[SET EXERCISE] All lines in which the word "County" occurs are to be extracted.

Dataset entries
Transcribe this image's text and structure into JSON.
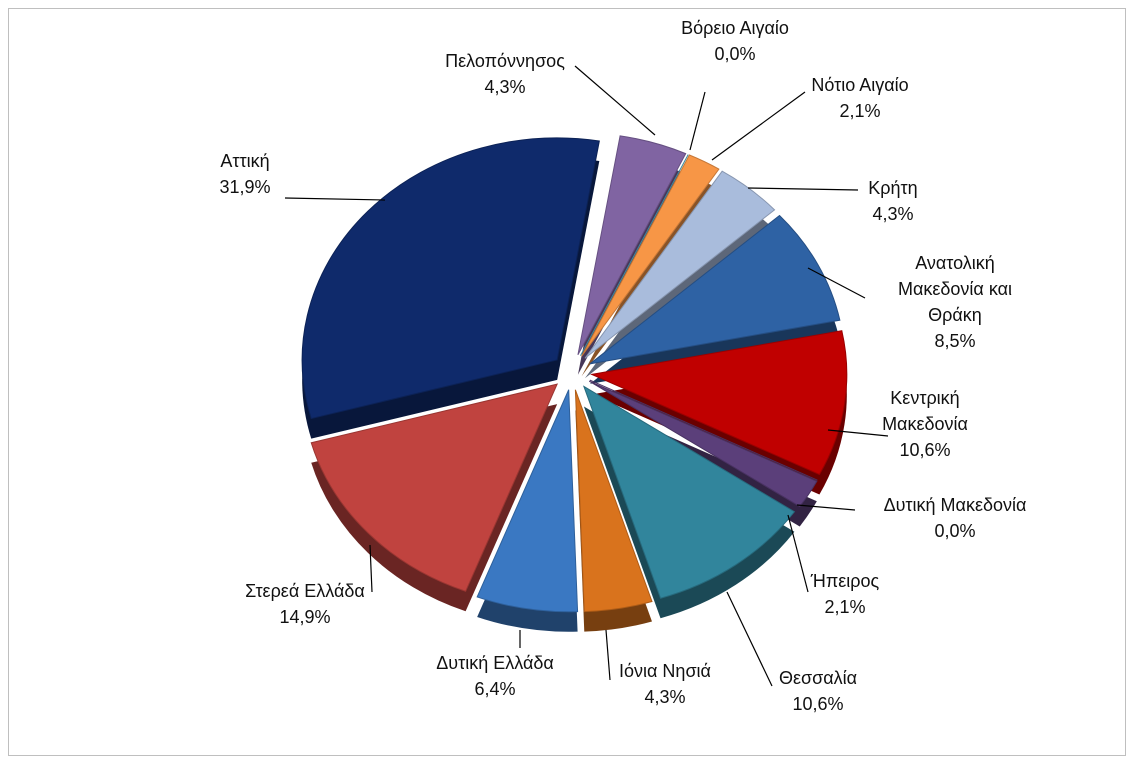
{
  "chart_data": {
    "type": "pie",
    "categories": [
      "Βόρειο Αιγαίο",
      "Νότιο Αιγαίο",
      "Κρήτη",
      "Ανατολική Μακεδονία και Θράκη",
      "Κεντρική Μακεδονία",
      "Δυτική Μακεδονία",
      "Ήπειρος",
      "Θεσσαλία",
      "Ιόνια Νησιά",
      "Δυτική Ελλάδα",
      "Στερεά Ελλάδα",
      "Αττική",
      "Πελοπόννησος"
    ],
    "values": [
      0.0,
      2.1,
      4.3,
      8.5,
      10.6,
      0.0,
      2.1,
      10.6,
      4.3,
      6.4,
      14.9,
      31.9,
      4.3
    ],
    "value_labels": [
      "0,0%",
      "2,1%",
      "4,3%",
      "8,5%",
      "10,6%",
      "0,0%",
      "2,1%",
      "10,6%",
      "4,3%",
      "6,4%",
      "14,9%",
      "31,9%",
      "4,3%"
    ],
    "colors": [
      "#4bacc6",
      "#f79646",
      "#a9bcdc",
      "#2e62a4",
      "#c00000",
      "#5b3f7a",
      "#5b3f7a",
      "#31859c",
      "#d9731d",
      "#3a78c2",
      "#c0433f",
      "#0f2a6b",
      "#8064a2"
    ]
  }
}
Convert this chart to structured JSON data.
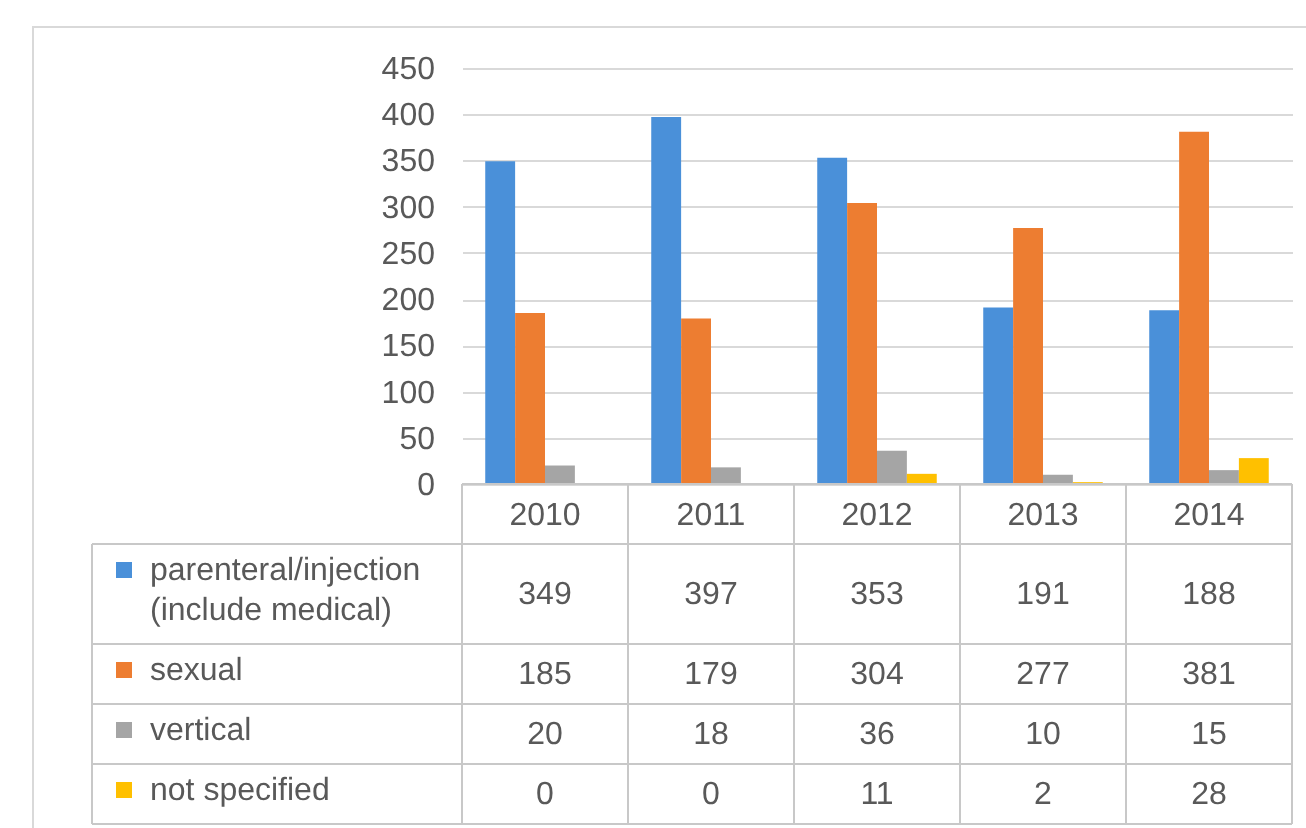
{
  "chart_data": {
    "type": "bar",
    "categories": [
      "2010",
      "2011",
      "2012",
      "2013",
      "2014"
    ],
    "series": [
      {
        "name": "parenteral/injection (include medical)",
        "color": "#4a90d9",
        "values": [
          349,
          397,
          353,
          191,
          188
        ]
      },
      {
        "name": "sexual",
        "color": "#ed7d31",
        "values": [
          185,
          179,
          304,
          277,
          381
        ]
      },
      {
        "name": "vertical",
        "color": "#a5a5a5",
        "values": [
          20,
          18,
          36,
          10,
          15
        ]
      },
      {
        "name": "not specified",
        "color": "#ffc000",
        "values": [
          0,
          0,
          11,
          2,
          28
        ]
      }
    ],
    "ylim": [
      0,
      450
    ],
    "yticks": [
      0,
      50,
      100,
      150,
      200,
      250,
      300,
      350,
      400,
      450
    ],
    "grid": "y",
    "legend": "bottom left",
    "data_labels": true
  }
}
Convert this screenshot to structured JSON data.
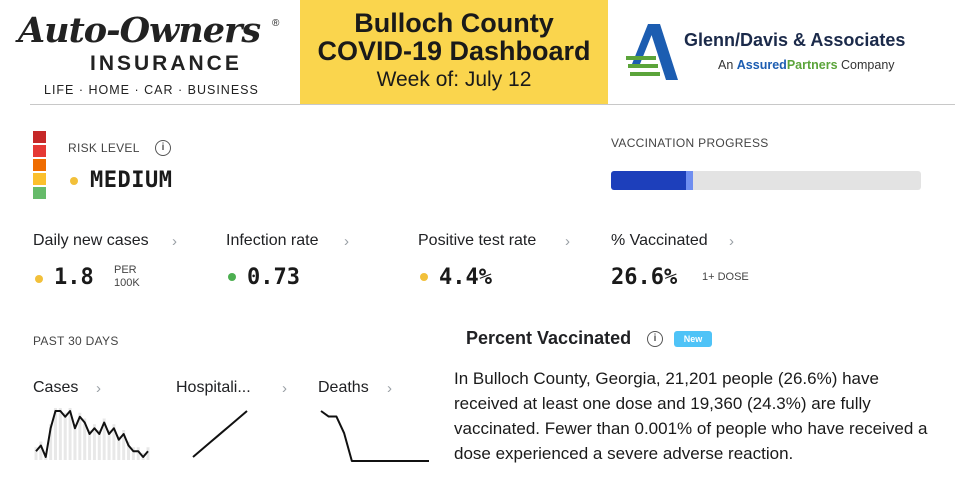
{
  "header": {
    "left_logo": {
      "wordmark": "Auto-Owners",
      "registered": "®",
      "insurance": "INSURANCE",
      "tagline": "LIFE · HOME · CAR · BUSINESS"
    },
    "title": {
      "line1": "Bulloch County",
      "line2": "COVID-19 Dashboard",
      "week": "Week of: July 12",
      "background_color": "#fad54d"
    },
    "right_logo": {
      "name": "Glenn/Davis & Associates",
      "sub_prefix": "An",
      "sub_assured": "Assured",
      "sub_partners": "Partners",
      "sub_suffix": "Company"
    }
  },
  "risk": {
    "label": "RISK LEVEL",
    "info_glyph": "i",
    "value": "MEDIUM",
    "value_dot_color": "#f2c03a",
    "scale_colors": [
      "#c62828",
      "#e53935",
      "#ef6c00",
      "#fbc02d",
      "#66bb6a"
    ]
  },
  "vaccination_progress": {
    "label": "VACCINATION PROGRESS",
    "fully_vaccinated_percent": 24.3,
    "one_dose_percent": 26.6,
    "fully_color": "#1d3fbb",
    "partial_color": "#6f8ef0"
  },
  "stats": [
    {
      "label": "Daily new cases",
      "value": "1.8",
      "unit_line1": "PER",
      "unit_line2": "100K",
      "dot_color": "#f2c03a"
    },
    {
      "label": "Infection rate",
      "value": "0.73",
      "dot_color": "#4caf50"
    },
    {
      "label": "Positive test rate",
      "value": "4.4%",
      "dot_color": "#f2c03a"
    },
    {
      "label": "% Vaccinated",
      "value": "26.6%",
      "unit": "1+ DOSE"
    }
  ],
  "past30": {
    "label": "PAST 30 DAYS",
    "charts": [
      {
        "label": "Cases",
        "values": [
          2,
          3,
          1,
          6,
          9,
          9,
          8,
          9,
          6,
          8,
          7,
          5,
          6,
          5,
          7,
          5,
          6,
          4,
          5,
          3,
          2,
          2,
          1,
          2
        ]
      },
      {
        "label": "Hospitali...",
        "values": [
          1,
          2,
          3,
          4,
          5,
          6,
          7,
          8,
          9,
          10
        ]
      },
      {
        "label": "Deaths",
        "values": [
          10,
          9,
          9,
          6,
          1,
          1,
          1,
          1,
          1,
          1,
          1,
          1,
          1,
          1,
          1
        ]
      }
    ]
  },
  "percent_vaccinated": {
    "title": "Percent Vaccinated",
    "info_glyph": "i",
    "badge": "New",
    "description": "In Bulloch County, Georgia, 21,201 people (26.6%) have received at least one dose and 19,360 (24.3%) are fully vaccinated. Fewer than 0.001% of people who have received a dose experienced a severe adverse reaction."
  },
  "icons": {
    "chevron": "chevron-right-icon",
    "info": "info-icon"
  }
}
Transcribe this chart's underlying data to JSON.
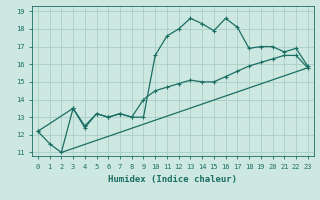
{
  "xlabel": "Humidex (Indice chaleur)",
  "ylabel": "",
  "background_color": "#cde8e0",
  "line_color": "#1a6e64",
  "grid_color": "#aacfc7",
  "xlim": [
    -0.5,
    23.5
  ],
  "ylim": [
    10.8,
    19.3
  ],
  "yticks": [
    11,
    12,
    13,
    14,
    15,
    16,
    17,
    18,
    19
  ],
  "xticks": [
    0,
    1,
    2,
    3,
    4,
    5,
    6,
    7,
    8,
    9,
    10,
    11,
    12,
    13,
    14,
    15,
    16,
    17,
    18,
    19,
    20,
    21,
    22,
    23
  ],
  "line1_x": [
    0,
    1,
    2,
    3,
    4,
    5,
    6,
    7,
    8,
    9,
    10,
    11,
    12,
    13,
    14,
    15,
    16,
    17,
    18,
    19,
    20,
    21,
    22,
    23
  ],
  "line1_y": [
    12.2,
    11.5,
    11.0,
    13.5,
    12.5,
    13.2,
    13.0,
    13.2,
    13.0,
    13.0,
    16.5,
    17.6,
    18.0,
    18.6,
    18.3,
    17.9,
    18.6,
    18.1,
    16.9,
    17.0,
    17.0,
    16.7,
    16.9,
    15.9
  ],
  "line2_x": [
    0,
    3,
    4,
    5,
    6,
    7,
    8,
    9,
    10,
    11,
    12,
    13,
    14,
    15,
    16,
    17,
    18,
    19,
    20,
    21,
    22,
    23
  ],
  "line2_y": [
    12.2,
    13.5,
    12.4,
    13.2,
    13.0,
    13.2,
    13.0,
    14.0,
    14.5,
    14.7,
    14.9,
    15.1,
    15.0,
    15.0,
    15.3,
    15.6,
    15.9,
    16.1,
    16.3,
    16.5,
    16.5,
    15.8
  ],
  "line3_x": [
    2,
    23
  ],
  "line3_y": [
    11.0,
    15.8
  ],
  "tick_fontsize": 5,
  "xlabel_fontsize": 6.5
}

[COMPLETED TASK]
      "line1": "Bulloch County",
    "description": "In Bulloch County, Georgia, 21,201 people (26.6%) have received at least one dose and 19,360 (24.3%) are fully vaccinated. Fewer than 0.001% of people who have received a dose experienced a severe adverse reaction."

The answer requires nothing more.